START
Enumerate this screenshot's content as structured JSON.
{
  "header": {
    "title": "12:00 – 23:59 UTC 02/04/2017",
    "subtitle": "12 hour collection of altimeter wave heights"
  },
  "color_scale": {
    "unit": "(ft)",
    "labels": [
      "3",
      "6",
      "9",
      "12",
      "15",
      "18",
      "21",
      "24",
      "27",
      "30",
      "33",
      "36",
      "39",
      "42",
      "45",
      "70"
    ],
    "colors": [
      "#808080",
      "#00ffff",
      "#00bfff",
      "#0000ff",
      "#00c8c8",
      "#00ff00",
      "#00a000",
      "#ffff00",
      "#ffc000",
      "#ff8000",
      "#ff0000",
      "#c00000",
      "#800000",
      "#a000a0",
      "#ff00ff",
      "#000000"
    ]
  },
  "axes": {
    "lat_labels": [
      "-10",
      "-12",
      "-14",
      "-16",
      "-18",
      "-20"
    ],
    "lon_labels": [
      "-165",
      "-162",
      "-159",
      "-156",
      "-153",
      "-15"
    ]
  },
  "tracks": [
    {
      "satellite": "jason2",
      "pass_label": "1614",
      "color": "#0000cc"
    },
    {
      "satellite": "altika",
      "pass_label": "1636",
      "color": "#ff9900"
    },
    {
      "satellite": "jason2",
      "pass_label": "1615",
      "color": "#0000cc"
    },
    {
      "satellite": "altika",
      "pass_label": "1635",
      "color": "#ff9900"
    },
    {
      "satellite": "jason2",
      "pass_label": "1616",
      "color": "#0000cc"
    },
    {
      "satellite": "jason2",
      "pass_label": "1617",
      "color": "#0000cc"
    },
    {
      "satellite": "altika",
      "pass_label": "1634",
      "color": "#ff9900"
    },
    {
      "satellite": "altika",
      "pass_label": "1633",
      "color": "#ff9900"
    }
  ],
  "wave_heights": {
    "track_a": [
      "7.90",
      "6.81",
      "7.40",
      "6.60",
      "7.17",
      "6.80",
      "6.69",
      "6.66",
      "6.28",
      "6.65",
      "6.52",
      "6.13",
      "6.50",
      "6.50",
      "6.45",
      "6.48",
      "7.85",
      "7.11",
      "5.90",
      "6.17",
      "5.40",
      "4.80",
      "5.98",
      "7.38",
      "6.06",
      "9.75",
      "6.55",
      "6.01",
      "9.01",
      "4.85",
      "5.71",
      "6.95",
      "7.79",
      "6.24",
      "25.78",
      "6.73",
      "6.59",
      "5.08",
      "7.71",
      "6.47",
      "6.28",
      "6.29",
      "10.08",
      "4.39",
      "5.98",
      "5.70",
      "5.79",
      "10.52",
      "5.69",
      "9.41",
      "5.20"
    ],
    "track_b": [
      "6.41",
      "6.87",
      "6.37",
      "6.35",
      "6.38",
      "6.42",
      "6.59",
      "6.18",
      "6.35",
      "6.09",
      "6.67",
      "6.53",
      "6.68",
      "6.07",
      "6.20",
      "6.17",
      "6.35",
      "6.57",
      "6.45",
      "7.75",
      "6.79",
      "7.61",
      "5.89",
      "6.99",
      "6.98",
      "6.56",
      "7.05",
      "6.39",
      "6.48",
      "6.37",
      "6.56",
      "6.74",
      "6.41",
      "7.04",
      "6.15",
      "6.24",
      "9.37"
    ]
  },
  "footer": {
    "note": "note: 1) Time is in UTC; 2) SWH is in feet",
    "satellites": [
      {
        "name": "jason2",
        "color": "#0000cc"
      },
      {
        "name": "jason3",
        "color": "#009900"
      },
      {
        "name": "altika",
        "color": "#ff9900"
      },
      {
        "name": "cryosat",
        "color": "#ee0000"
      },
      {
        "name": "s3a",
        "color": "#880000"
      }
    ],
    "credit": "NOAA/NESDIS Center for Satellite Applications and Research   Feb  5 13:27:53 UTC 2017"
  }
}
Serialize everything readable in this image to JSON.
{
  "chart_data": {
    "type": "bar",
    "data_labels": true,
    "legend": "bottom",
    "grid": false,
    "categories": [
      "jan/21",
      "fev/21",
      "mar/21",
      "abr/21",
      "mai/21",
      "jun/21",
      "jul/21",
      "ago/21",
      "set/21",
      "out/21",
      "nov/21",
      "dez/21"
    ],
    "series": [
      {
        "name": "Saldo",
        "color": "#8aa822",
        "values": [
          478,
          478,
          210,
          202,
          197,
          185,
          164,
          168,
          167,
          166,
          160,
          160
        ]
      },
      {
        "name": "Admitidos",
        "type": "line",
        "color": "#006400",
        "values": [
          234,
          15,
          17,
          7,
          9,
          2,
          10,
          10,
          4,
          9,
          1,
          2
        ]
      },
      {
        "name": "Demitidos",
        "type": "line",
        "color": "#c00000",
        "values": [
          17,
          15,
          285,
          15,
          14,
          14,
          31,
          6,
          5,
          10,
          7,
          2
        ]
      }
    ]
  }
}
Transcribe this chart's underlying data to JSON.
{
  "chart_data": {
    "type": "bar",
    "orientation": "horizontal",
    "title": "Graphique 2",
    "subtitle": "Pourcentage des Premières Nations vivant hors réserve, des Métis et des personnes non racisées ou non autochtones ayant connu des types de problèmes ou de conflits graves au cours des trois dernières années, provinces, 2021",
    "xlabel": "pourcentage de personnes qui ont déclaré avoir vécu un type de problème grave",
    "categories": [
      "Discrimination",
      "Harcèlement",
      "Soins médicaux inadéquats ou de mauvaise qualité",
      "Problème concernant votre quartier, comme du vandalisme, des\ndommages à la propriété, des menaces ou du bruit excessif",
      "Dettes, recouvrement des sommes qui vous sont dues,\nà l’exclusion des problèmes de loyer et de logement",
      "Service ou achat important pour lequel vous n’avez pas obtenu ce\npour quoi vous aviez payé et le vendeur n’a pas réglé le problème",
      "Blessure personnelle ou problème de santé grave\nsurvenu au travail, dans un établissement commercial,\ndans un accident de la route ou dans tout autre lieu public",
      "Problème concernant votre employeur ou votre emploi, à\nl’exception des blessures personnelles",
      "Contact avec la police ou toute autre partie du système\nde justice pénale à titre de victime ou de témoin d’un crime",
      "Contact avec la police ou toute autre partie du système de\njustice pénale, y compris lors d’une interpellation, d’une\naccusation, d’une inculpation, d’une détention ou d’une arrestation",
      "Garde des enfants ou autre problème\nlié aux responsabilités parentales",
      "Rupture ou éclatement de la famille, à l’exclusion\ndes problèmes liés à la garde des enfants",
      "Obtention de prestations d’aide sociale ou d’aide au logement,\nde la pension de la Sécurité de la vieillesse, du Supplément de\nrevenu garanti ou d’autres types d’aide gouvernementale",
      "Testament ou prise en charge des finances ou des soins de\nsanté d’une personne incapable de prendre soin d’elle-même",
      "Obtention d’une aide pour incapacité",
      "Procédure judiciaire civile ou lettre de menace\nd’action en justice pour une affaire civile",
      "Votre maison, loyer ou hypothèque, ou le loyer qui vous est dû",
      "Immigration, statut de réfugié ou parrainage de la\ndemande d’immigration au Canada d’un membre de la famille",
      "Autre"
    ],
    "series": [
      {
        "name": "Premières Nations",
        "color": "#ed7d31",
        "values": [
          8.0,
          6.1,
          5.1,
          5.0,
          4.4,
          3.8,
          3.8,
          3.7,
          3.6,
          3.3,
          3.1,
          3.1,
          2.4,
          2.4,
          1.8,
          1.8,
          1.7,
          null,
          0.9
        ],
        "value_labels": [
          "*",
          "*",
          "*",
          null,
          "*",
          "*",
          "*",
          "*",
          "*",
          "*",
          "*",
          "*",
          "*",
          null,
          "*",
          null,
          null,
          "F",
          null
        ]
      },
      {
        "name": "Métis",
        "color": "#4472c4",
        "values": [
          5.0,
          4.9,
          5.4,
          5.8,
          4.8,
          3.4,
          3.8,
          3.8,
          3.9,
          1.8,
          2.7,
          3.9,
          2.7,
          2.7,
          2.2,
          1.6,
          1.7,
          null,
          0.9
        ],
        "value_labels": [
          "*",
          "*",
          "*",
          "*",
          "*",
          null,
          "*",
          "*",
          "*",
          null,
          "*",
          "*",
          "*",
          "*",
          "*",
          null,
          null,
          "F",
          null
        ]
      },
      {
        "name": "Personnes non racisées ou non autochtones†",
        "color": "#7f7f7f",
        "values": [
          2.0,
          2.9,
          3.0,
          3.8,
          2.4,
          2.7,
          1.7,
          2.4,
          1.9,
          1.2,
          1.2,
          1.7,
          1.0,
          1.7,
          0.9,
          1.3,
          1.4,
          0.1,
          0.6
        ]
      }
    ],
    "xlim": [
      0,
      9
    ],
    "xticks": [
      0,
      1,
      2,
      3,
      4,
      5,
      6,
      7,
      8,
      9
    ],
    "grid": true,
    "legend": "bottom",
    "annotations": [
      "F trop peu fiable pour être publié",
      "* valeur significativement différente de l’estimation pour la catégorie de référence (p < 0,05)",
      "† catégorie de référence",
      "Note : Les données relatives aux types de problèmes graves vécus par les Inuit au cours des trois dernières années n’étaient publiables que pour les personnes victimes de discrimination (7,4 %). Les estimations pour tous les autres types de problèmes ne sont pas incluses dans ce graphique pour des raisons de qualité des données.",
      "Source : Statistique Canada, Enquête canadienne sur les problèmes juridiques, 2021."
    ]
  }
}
END
• To do: Of the lines above, how many include the word "types"? Reply with the number only.

• Final result: 3